**Given instruction**
Count how many lines contain the word "that". Please give only the number.

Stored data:
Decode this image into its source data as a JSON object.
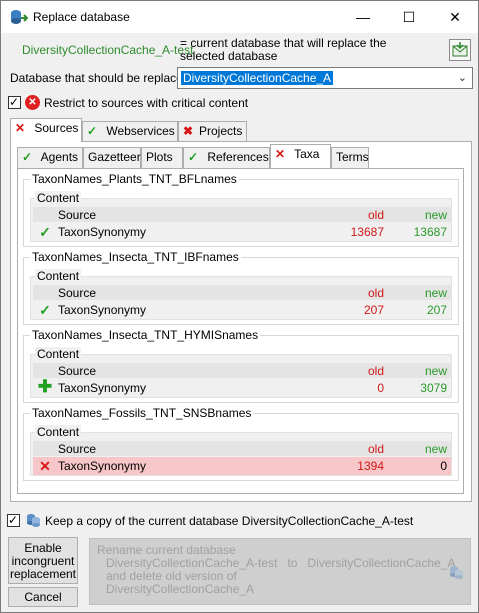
{
  "window": {
    "title": "Replace database"
  },
  "current": {
    "db_name": "DiversityCollectionCache_A-test",
    "description": "= current database that will replace the selected database"
  },
  "replace": {
    "label": "Database that should be replaced:",
    "selected": "DiversityCollectionCache_A"
  },
  "restrict": {
    "label": "Restrict to sources with critical content",
    "checked": true
  },
  "main_tabs": [
    {
      "label": "Sources"
    },
    {
      "label": "Webservices"
    },
    {
      "label": "Projects"
    }
  ],
  "sub_tabs": [
    {
      "label": "Agents"
    },
    {
      "label": "Gazetteer"
    },
    {
      "label": "Plots"
    },
    {
      "label": "References"
    },
    {
      "label": "Taxa"
    },
    {
      "label": "Terms"
    }
  ],
  "columns": {
    "content": "Content",
    "source": "Source",
    "old": "old",
    "new": "new"
  },
  "groups": [
    {
      "title": "TaxonNames_Plants_TNT_BFLnames",
      "row": {
        "status": "ok",
        "name": "TaxonSynonymy",
        "old": "13687",
        "new": "13687"
      }
    },
    {
      "title": "TaxonNames_Insecta_TNT_IBFnames",
      "row": {
        "status": "ok",
        "name": "TaxonSynonymy",
        "old": "207",
        "new": "207"
      }
    },
    {
      "title": "TaxonNames_Insecta_TNT_HYMISnames",
      "row": {
        "status": "add",
        "name": "TaxonSynonymy",
        "old": "0",
        "new": "3079"
      }
    },
    {
      "title": "TaxonNames_Fossils_TNT_SNSBnames",
      "row": {
        "status": "error",
        "name": "TaxonSynonymy",
        "old": "1394",
        "new": "0"
      }
    }
  ],
  "keep_copy": {
    "label": "Keep a copy of the current database DiversityCollectionCache_A-test",
    "checked": true
  },
  "buttons": {
    "enable_line1": "Enable",
    "enable_line2": "incongruent",
    "enable_line3": "replacement",
    "cancel": "Cancel",
    "rename_line1": "Rename current database",
    "rename_line2": "DiversityCollectionCache_A-test   to   DiversityCollectionCache_A",
    "rename_line3": "and delete old version of",
    "rename_line4": "DiversityCollectionCache_A"
  }
}
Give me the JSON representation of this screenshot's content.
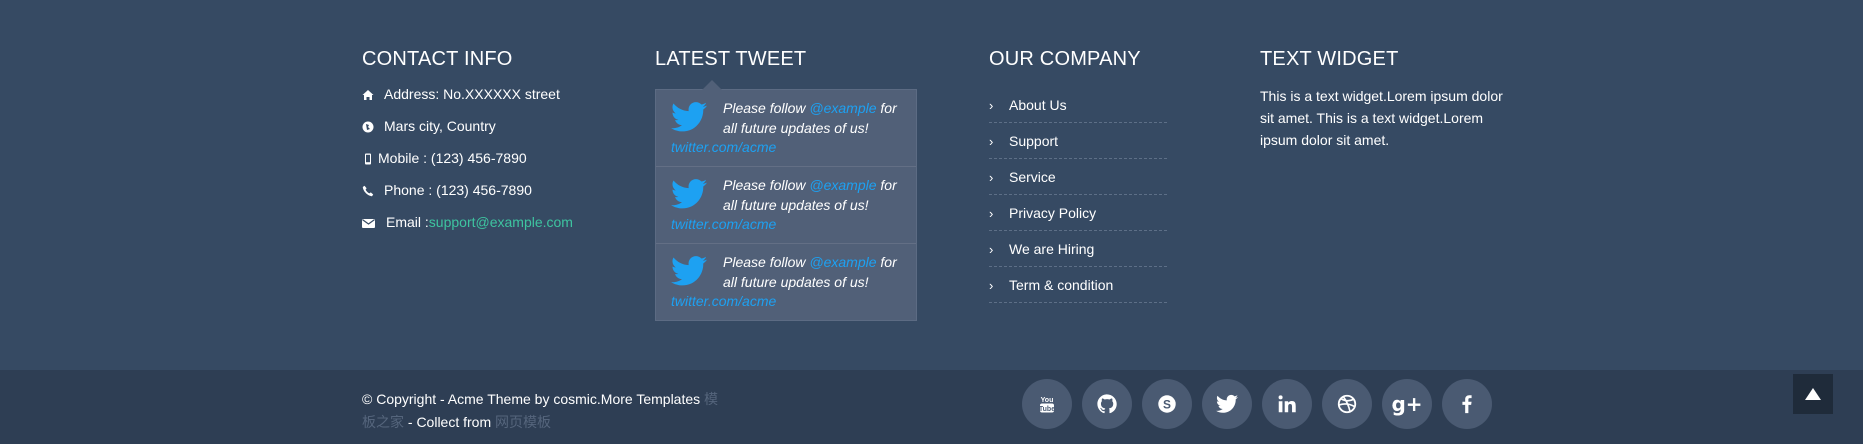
{
  "contact": {
    "title": "CONTACT INFO",
    "items": [
      {
        "icon": "home-icon",
        "text": "Address: No.XXXXXX street"
      },
      {
        "icon": "globe-icon",
        "text": "Mars city, Country"
      },
      {
        "icon": "mobile-icon",
        "text": "Mobile : (123) 456-7890"
      },
      {
        "icon": "phone-icon",
        "text": "Phone : (123) 456-7890"
      }
    ],
    "email_label": "Email : ",
    "email": "support@example.com"
  },
  "tweets": {
    "title": "LATEST TWEET",
    "items": [
      {
        "pre": "Please follow ",
        "mention": "@example",
        "post": " for all future updates of us!",
        "link": "twitter.com/acme"
      },
      {
        "pre": "Please follow ",
        "mention": "@example",
        "post": " for all future updates of us!",
        "link": "twitter.com/acme"
      },
      {
        "pre": "Please follow ",
        "mention": "@example",
        "post": " for all future updates of us!",
        "link": "twitter.com/acme"
      }
    ]
  },
  "company": {
    "title": "OUR COMPANY",
    "links": [
      "About Us",
      "Support",
      "Service",
      "Privacy Policy",
      "We are Hiring",
      "Term & condition"
    ]
  },
  "text_widget": {
    "title": "TEXT WIDGET",
    "body": "This is a text widget.Lorem ipsum dolor sit amet. This is a text widget.Lorem ipsum dolor sit amet."
  },
  "footer": {
    "copyright": "© Copyright - Acme Theme by cosmic.More Templates ",
    "faded1": "模板之家",
    "collect": " - Collect from ",
    "faded2": "网页模板"
  },
  "social": [
    "youtube-icon",
    "github-icon",
    "skype-icon",
    "twitter-icon",
    "linkedin-icon",
    "dribbble-icon",
    "google-plus-icon",
    "facebook-icon"
  ],
  "colors": {
    "background": "#364a63",
    "bottom_bar": "#2e3e54",
    "accent": "#1da1f2",
    "email": "#3ec4a0"
  }
}
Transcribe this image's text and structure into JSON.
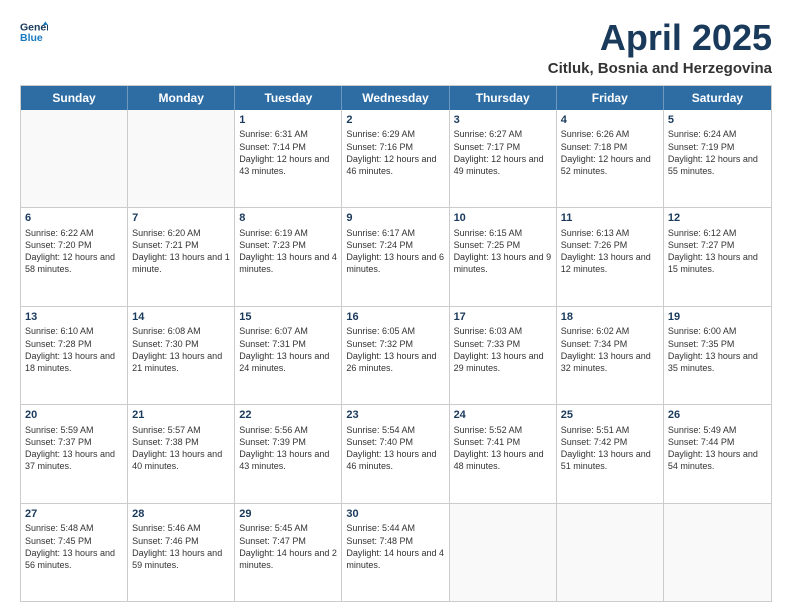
{
  "header": {
    "logo_line1": "General",
    "logo_line2": "Blue",
    "month": "April 2025",
    "location": "Citluk, Bosnia and Herzegovina"
  },
  "weekdays": [
    "Sunday",
    "Monday",
    "Tuesday",
    "Wednesday",
    "Thursday",
    "Friday",
    "Saturday"
  ],
  "rows": [
    [
      {
        "day": "",
        "sunrise": "",
        "sunset": "",
        "daylight": ""
      },
      {
        "day": "",
        "sunrise": "",
        "sunset": "",
        "daylight": ""
      },
      {
        "day": "1",
        "sunrise": "Sunrise: 6:31 AM",
        "sunset": "Sunset: 7:14 PM",
        "daylight": "Daylight: 12 hours and 43 minutes."
      },
      {
        "day": "2",
        "sunrise": "Sunrise: 6:29 AM",
        "sunset": "Sunset: 7:16 PM",
        "daylight": "Daylight: 12 hours and 46 minutes."
      },
      {
        "day": "3",
        "sunrise": "Sunrise: 6:27 AM",
        "sunset": "Sunset: 7:17 PM",
        "daylight": "Daylight: 12 hours and 49 minutes."
      },
      {
        "day": "4",
        "sunrise": "Sunrise: 6:26 AM",
        "sunset": "Sunset: 7:18 PM",
        "daylight": "Daylight: 12 hours and 52 minutes."
      },
      {
        "day": "5",
        "sunrise": "Sunrise: 6:24 AM",
        "sunset": "Sunset: 7:19 PM",
        "daylight": "Daylight: 12 hours and 55 minutes."
      }
    ],
    [
      {
        "day": "6",
        "sunrise": "Sunrise: 6:22 AM",
        "sunset": "Sunset: 7:20 PM",
        "daylight": "Daylight: 12 hours and 58 minutes."
      },
      {
        "day": "7",
        "sunrise": "Sunrise: 6:20 AM",
        "sunset": "Sunset: 7:21 PM",
        "daylight": "Daylight: 13 hours and 1 minute."
      },
      {
        "day": "8",
        "sunrise": "Sunrise: 6:19 AM",
        "sunset": "Sunset: 7:23 PM",
        "daylight": "Daylight: 13 hours and 4 minutes."
      },
      {
        "day": "9",
        "sunrise": "Sunrise: 6:17 AM",
        "sunset": "Sunset: 7:24 PM",
        "daylight": "Daylight: 13 hours and 6 minutes."
      },
      {
        "day": "10",
        "sunrise": "Sunrise: 6:15 AM",
        "sunset": "Sunset: 7:25 PM",
        "daylight": "Daylight: 13 hours and 9 minutes."
      },
      {
        "day": "11",
        "sunrise": "Sunrise: 6:13 AM",
        "sunset": "Sunset: 7:26 PM",
        "daylight": "Daylight: 13 hours and 12 minutes."
      },
      {
        "day": "12",
        "sunrise": "Sunrise: 6:12 AM",
        "sunset": "Sunset: 7:27 PM",
        "daylight": "Daylight: 13 hours and 15 minutes."
      }
    ],
    [
      {
        "day": "13",
        "sunrise": "Sunrise: 6:10 AM",
        "sunset": "Sunset: 7:28 PM",
        "daylight": "Daylight: 13 hours and 18 minutes."
      },
      {
        "day": "14",
        "sunrise": "Sunrise: 6:08 AM",
        "sunset": "Sunset: 7:30 PM",
        "daylight": "Daylight: 13 hours and 21 minutes."
      },
      {
        "day": "15",
        "sunrise": "Sunrise: 6:07 AM",
        "sunset": "Sunset: 7:31 PM",
        "daylight": "Daylight: 13 hours and 24 minutes."
      },
      {
        "day": "16",
        "sunrise": "Sunrise: 6:05 AM",
        "sunset": "Sunset: 7:32 PM",
        "daylight": "Daylight: 13 hours and 26 minutes."
      },
      {
        "day": "17",
        "sunrise": "Sunrise: 6:03 AM",
        "sunset": "Sunset: 7:33 PM",
        "daylight": "Daylight: 13 hours and 29 minutes."
      },
      {
        "day": "18",
        "sunrise": "Sunrise: 6:02 AM",
        "sunset": "Sunset: 7:34 PM",
        "daylight": "Daylight: 13 hours and 32 minutes."
      },
      {
        "day": "19",
        "sunrise": "Sunrise: 6:00 AM",
        "sunset": "Sunset: 7:35 PM",
        "daylight": "Daylight: 13 hours and 35 minutes."
      }
    ],
    [
      {
        "day": "20",
        "sunrise": "Sunrise: 5:59 AM",
        "sunset": "Sunset: 7:37 PM",
        "daylight": "Daylight: 13 hours and 37 minutes."
      },
      {
        "day": "21",
        "sunrise": "Sunrise: 5:57 AM",
        "sunset": "Sunset: 7:38 PM",
        "daylight": "Daylight: 13 hours and 40 minutes."
      },
      {
        "day": "22",
        "sunrise": "Sunrise: 5:56 AM",
        "sunset": "Sunset: 7:39 PM",
        "daylight": "Daylight: 13 hours and 43 minutes."
      },
      {
        "day": "23",
        "sunrise": "Sunrise: 5:54 AM",
        "sunset": "Sunset: 7:40 PM",
        "daylight": "Daylight: 13 hours and 46 minutes."
      },
      {
        "day": "24",
        "sunrise": "Sunrise: 5:52 AM",
        "sunset": "Sunset: 7:41 PM",
        "daylight": "Daylight: 13 hours and 48 minutes."
      },
      {
        "day": "25",
        "sunrise": "Sunrise: 5:51 AM",
        "sunset": "Sunset: 7:42 PM",
        "daylight": "Daylight: 13 hours and 51 minutes."
      },
      {
        "day": "26",
        "sunrise": "Sunrise: 5:49 AM",
        "sunset": "Sunset: 7:44 PM",
        "daylight": "Daylight: 13 hours and 54 minutes."
      }
    ],
    [
      {
        "day": "27",
        "sunrise": "Sunrise: 5:48 AM",
        "sunset": "Sunset: 7:45 PM",
        "daylight": "Daylight: 13 hours and 56 minutes."
      },
      {
        "day": "28",
        "sunrise": "Sunrise: 5:46 AM",
        "sunset": "Sunset: 7:46 PM",
        "daylight": "Daylight: 13 hours and 59 minutes."
      },
      {
        "day": "29",
        "sunrise": "Sunrise: 5:45 AM",
        "sunset": "Sunset: 7:47 PM",
        "daylight": "Daylight: 14 hours and 2 minutes."
      },
      {
        "day": "30",
        "sunrise": "Sunrise: 5:44 AM",
        "sunset": "Sunset: 7:48 PM",
        "daylight": "Daylight: 14 hours and 4 minutes."
      },
      {
        "day": "",
        "sunrise": "",
        "sunset": "",
        "daylight": ""
      },
      {
        "day": "",
        "sunrise": "",
        "sunset": "",
        "daylight": ""
      },
      {
        "day": "",
        "sunrise": "",
        "sunset": "",
        "daylight": ""
      }
    ]
  ]
}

**Task response**
2